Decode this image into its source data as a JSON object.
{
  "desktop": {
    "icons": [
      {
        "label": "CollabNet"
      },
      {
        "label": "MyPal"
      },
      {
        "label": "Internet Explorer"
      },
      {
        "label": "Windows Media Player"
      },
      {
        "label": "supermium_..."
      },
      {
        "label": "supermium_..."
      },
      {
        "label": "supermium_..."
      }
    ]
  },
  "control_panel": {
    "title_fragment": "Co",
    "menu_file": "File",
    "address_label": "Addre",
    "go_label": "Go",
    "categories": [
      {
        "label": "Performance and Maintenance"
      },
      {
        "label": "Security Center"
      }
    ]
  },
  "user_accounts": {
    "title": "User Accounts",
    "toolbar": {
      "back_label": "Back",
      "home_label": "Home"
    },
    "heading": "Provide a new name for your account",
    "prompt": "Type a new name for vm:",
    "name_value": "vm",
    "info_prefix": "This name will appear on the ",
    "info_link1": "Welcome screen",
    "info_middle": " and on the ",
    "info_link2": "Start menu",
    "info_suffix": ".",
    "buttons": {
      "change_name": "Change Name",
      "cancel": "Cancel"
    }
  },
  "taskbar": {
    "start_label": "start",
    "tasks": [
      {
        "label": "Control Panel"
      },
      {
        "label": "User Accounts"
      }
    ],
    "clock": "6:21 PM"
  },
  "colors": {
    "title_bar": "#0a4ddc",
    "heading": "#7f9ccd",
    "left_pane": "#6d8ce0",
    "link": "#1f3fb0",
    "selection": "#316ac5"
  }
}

━━━━━━━━━━

▸ **Work to complete**: Pull out every line in the material above where "heading" occurs.

▸ **Exercise response**:
    "heading": "Provide a new name for your account",
    "heading": "#7f9ccd",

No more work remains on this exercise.